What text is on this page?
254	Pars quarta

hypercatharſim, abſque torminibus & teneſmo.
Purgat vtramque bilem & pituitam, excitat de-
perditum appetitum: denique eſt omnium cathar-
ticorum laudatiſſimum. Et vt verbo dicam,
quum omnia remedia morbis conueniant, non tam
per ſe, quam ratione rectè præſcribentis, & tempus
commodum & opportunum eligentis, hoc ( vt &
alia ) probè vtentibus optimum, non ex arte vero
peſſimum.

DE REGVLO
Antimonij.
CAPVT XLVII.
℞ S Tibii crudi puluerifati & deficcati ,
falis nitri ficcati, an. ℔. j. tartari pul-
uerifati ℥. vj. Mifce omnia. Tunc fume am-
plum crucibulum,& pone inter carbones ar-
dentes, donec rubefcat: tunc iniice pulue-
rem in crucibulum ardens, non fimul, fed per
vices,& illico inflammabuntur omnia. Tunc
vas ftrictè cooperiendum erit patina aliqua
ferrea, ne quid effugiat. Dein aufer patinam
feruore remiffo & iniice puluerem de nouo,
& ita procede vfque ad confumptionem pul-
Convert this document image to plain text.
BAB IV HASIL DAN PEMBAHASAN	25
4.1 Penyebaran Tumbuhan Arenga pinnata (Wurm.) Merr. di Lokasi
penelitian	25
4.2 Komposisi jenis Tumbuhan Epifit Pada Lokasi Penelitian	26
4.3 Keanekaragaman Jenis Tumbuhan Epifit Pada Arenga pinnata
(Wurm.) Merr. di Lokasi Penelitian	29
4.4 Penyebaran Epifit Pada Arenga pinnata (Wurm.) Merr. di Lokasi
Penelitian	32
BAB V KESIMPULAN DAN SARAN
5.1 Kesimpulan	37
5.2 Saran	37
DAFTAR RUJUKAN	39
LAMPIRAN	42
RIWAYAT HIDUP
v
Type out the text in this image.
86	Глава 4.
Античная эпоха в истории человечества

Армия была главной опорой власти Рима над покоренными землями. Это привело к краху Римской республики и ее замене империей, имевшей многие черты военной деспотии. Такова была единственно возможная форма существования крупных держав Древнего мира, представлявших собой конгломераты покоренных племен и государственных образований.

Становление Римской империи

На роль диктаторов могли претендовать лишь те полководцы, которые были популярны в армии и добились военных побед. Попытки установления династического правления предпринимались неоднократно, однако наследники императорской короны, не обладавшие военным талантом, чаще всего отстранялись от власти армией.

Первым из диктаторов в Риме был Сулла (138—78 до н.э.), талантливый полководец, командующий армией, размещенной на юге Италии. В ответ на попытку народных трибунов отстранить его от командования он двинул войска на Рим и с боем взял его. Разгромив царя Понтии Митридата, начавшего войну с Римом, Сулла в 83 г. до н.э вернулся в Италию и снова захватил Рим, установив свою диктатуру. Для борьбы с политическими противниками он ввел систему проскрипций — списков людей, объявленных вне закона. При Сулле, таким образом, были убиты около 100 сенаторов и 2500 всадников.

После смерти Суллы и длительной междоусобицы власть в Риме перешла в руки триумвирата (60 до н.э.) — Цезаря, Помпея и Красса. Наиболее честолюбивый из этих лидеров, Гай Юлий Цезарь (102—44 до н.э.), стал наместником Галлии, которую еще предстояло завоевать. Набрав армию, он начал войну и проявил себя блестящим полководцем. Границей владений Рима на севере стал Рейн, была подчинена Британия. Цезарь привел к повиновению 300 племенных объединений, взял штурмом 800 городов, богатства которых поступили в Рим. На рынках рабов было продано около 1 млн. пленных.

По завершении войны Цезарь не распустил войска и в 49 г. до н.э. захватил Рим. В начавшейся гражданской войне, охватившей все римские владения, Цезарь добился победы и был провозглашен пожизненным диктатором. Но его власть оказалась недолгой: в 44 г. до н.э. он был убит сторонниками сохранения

**WHAT YOU SHOULD DO**
Search the data above for the string "iniice" and copy each line that has it.

**REPLY**
dentes, donec rubefcat: tunc iniice pulue-
feruore remiffo & iniice puluerem de nouo,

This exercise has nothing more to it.